• _Extracted information_
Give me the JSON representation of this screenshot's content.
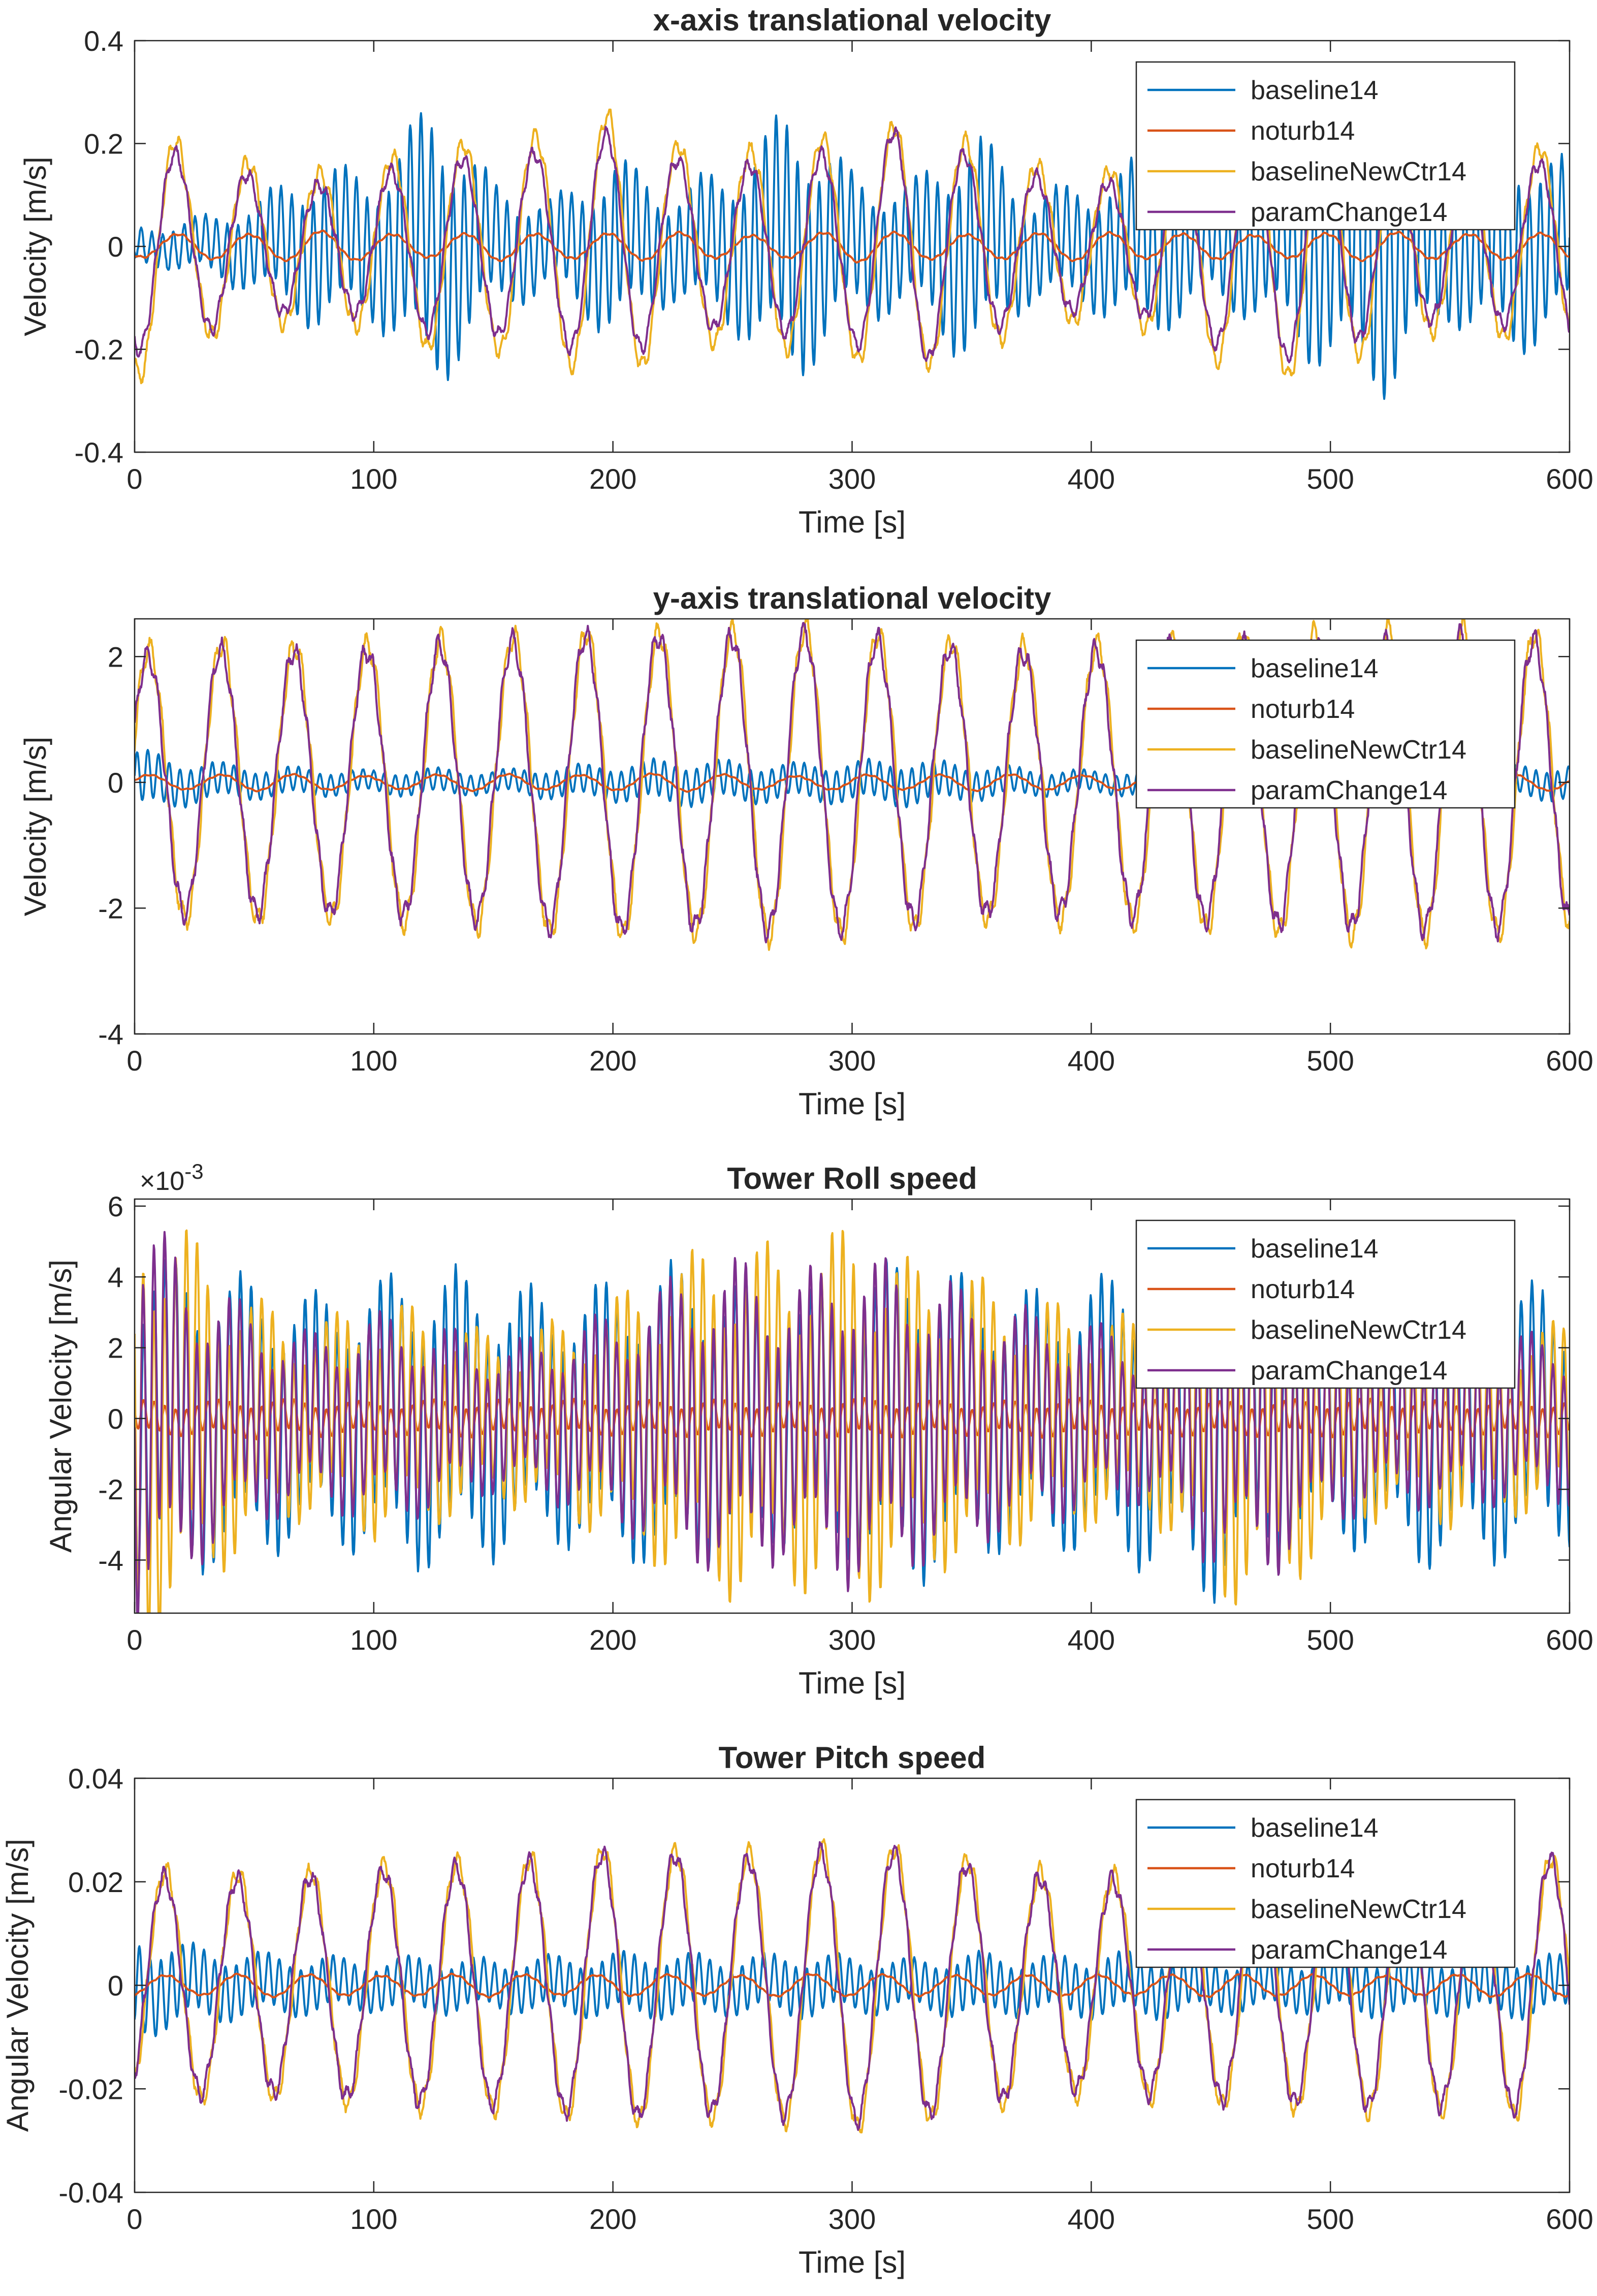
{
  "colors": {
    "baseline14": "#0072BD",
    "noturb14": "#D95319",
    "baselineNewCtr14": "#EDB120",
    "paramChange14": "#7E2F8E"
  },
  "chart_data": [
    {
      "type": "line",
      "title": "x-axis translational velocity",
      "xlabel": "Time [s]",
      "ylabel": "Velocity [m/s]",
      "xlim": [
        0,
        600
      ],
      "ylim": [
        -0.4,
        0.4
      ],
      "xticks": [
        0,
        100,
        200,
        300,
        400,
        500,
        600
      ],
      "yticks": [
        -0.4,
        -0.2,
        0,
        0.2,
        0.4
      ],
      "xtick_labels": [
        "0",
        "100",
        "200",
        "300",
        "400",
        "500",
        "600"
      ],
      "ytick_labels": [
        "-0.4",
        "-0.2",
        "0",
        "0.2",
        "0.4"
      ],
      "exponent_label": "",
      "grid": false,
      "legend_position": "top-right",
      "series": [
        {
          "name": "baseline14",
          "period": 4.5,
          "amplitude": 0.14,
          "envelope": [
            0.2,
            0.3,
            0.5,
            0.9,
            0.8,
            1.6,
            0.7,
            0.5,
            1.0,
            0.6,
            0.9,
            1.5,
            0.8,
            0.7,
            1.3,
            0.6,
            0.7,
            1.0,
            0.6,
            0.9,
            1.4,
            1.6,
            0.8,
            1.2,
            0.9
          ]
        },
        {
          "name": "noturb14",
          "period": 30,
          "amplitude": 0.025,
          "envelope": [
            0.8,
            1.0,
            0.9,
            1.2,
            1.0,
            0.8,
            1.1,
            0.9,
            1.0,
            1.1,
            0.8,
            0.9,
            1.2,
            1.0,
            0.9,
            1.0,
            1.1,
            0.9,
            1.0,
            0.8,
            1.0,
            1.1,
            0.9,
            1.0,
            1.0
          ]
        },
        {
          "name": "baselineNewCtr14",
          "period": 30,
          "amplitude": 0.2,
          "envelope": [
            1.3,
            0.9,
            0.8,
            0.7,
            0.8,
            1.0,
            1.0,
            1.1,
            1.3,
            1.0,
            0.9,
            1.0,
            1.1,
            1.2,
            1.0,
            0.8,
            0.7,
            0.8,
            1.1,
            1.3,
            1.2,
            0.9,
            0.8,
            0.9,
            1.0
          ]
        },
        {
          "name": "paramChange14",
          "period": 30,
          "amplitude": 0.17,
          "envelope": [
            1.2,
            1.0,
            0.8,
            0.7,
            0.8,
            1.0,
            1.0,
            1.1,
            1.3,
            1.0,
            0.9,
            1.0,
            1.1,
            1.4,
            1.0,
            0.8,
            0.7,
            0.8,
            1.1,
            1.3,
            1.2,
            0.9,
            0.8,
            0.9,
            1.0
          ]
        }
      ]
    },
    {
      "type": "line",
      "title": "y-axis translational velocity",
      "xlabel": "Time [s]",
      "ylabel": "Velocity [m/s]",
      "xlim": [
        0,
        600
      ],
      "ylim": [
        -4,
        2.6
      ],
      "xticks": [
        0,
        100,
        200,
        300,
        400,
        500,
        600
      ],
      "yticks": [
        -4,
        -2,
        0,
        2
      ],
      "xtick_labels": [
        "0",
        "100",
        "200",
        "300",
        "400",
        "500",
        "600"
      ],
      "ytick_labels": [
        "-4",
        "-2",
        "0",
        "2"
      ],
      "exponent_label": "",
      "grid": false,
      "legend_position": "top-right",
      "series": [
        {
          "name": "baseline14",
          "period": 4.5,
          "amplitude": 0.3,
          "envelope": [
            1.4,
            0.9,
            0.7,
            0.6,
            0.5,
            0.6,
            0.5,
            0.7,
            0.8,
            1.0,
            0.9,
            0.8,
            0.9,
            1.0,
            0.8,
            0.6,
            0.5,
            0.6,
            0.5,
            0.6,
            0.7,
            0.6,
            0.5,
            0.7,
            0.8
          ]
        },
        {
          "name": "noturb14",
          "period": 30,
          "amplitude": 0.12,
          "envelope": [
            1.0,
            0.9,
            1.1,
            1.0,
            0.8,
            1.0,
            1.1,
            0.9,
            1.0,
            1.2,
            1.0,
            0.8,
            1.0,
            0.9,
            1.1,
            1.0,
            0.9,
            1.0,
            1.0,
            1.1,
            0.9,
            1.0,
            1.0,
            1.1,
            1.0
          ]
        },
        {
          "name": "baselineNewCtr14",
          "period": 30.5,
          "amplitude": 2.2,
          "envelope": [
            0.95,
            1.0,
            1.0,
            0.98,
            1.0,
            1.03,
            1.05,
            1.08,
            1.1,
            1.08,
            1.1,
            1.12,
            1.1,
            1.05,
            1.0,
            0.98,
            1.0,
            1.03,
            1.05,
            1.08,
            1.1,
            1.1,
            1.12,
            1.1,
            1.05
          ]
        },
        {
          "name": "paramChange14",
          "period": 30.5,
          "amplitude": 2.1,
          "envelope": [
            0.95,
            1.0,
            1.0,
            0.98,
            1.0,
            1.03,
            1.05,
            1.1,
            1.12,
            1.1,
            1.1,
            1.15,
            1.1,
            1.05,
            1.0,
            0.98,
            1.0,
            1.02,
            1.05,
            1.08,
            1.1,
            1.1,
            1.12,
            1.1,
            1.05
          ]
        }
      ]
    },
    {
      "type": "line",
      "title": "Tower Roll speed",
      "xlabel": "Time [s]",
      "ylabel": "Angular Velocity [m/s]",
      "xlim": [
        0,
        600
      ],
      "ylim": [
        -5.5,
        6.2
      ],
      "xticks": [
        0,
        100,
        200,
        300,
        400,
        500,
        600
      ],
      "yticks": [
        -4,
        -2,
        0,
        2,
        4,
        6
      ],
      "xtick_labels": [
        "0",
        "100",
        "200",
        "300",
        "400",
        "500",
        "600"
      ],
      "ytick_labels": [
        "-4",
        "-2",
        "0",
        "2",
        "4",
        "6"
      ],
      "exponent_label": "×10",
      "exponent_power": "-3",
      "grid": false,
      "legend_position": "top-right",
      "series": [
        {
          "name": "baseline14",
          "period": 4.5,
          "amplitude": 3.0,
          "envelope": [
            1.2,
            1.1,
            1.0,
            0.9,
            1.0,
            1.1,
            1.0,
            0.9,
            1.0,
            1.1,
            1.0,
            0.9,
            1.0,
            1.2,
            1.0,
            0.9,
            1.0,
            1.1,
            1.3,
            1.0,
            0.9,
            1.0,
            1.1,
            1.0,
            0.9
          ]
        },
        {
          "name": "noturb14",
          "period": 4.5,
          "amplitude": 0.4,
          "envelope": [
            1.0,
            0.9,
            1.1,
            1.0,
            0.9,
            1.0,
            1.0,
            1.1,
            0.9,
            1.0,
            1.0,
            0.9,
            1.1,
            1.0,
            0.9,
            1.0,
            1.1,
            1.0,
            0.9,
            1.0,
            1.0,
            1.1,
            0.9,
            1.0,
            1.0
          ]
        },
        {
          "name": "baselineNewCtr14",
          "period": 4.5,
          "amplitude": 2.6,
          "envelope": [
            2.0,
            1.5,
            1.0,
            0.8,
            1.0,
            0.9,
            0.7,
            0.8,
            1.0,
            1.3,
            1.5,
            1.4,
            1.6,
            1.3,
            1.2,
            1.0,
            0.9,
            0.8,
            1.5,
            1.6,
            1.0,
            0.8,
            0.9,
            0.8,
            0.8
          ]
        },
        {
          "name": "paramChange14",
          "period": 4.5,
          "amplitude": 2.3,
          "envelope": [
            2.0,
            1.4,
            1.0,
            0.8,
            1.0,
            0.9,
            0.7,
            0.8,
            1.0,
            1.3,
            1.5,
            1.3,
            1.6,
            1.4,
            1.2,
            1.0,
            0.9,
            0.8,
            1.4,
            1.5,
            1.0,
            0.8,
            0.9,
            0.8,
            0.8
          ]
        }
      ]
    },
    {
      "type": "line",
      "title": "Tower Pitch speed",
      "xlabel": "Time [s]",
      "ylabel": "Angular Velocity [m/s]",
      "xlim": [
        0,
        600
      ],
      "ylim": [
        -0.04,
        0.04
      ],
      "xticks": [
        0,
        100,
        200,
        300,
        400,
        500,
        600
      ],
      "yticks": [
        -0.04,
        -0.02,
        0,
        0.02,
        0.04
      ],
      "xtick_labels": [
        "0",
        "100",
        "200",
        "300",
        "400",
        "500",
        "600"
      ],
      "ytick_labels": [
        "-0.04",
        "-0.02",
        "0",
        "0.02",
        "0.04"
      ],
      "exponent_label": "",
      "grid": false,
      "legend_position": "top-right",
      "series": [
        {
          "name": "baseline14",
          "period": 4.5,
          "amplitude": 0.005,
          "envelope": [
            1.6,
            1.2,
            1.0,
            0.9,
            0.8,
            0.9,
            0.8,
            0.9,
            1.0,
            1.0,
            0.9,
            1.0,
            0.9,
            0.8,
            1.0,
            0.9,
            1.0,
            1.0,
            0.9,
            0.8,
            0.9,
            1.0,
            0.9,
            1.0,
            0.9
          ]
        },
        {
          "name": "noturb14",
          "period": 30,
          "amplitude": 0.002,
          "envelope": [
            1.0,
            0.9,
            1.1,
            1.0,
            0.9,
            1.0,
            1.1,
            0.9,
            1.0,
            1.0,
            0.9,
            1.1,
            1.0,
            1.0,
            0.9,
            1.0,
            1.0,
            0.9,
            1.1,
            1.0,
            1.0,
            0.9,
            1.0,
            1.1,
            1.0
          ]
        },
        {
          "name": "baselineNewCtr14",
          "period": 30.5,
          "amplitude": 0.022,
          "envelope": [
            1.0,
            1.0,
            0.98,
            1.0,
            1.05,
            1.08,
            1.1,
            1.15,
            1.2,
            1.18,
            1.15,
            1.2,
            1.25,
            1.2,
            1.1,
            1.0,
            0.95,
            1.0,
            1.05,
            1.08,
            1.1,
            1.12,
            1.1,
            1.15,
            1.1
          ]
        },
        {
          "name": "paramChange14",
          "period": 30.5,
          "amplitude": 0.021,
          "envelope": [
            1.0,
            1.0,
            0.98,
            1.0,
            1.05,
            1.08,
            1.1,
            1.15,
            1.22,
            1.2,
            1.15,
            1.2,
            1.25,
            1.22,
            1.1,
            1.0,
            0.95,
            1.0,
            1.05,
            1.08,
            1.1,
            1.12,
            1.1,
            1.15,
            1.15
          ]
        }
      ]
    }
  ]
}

• _Directions_
From the data above, show each line that contains "translational".

• _Solution to this exercise_
      "title": "x-axis translational velocity",
      "title": "y-axis translational velocity",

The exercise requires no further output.